* _DATA SUPPLIED_:
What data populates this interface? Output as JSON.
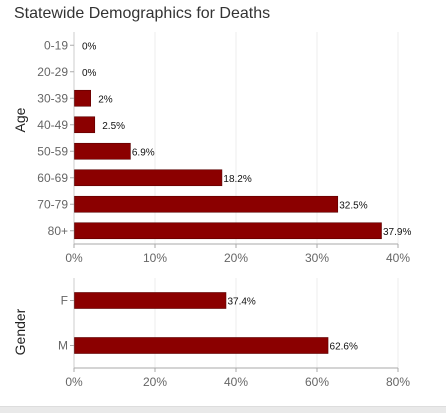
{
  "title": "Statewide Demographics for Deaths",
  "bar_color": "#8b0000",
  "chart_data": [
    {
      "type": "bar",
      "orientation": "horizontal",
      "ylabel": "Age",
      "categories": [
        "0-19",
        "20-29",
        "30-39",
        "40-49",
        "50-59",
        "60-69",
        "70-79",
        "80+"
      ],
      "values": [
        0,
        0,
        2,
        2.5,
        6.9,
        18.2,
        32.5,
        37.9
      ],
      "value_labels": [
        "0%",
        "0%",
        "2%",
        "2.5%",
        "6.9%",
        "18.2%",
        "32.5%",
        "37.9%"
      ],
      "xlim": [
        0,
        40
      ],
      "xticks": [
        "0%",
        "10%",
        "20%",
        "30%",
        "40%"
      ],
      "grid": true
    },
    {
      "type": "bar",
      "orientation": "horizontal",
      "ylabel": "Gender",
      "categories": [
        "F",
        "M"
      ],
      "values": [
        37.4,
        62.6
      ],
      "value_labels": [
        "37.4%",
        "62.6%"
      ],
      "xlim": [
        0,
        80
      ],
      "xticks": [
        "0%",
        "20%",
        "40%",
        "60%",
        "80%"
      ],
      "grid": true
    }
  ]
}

* _INSTRUCTIONS FOR THE TASK_: From the listing above, print every entry precisely and drop the pictures.

* _TASK OUTPUT_:
What data populates this interface? Output as JSON.
{
  "title": "Statewide Demographics for Deaths",
  "bar_color": "#8b0000",
  "chart_data": [
    {
      "type": "bar",
      "orientation": "horizontal",
      "ylabel": "Age",
      "categories": [
        "0-19",
        "20-29",
        "30-39",
        "40-49",
        "50-59",
        "60-69",
        "70-79",
        "80+"
      ],
      "values": [
        0,
        0,
        2,
        2.5,
        6.9,
        18.2,
        32.5,
        37.9
      ],
      "value_labels": [
        "0%",
        "0%",
        "2%",
        "2.5%",
        "6.9%",
        "18.2%",
        "32.5%",
        "37.9%"
      ],
      "xlim": [
        0,
        40
      ],
      "xticks": [
        "0%",
        "10%",
        "20%",
        "30%",
        "40%"
      ],
      "grid": true
    },
    {
      "type": "bar",
      "orientation": "horizontal",
      "ylabel": "Gender",
      "categories": [
        "F",
        "M"
      ],
      "values": [
        37.4,
        62.6
      ],
      "value_labels": [
        "37.4%",
        "62.6%"
      ],
      "xlim": [
        0,
        80
      ],
      "xticks": [
        "0%",
        "20%",
        "40%",
        "60%",
        "80%"
      ],
      "grid": true
    }
  ]
}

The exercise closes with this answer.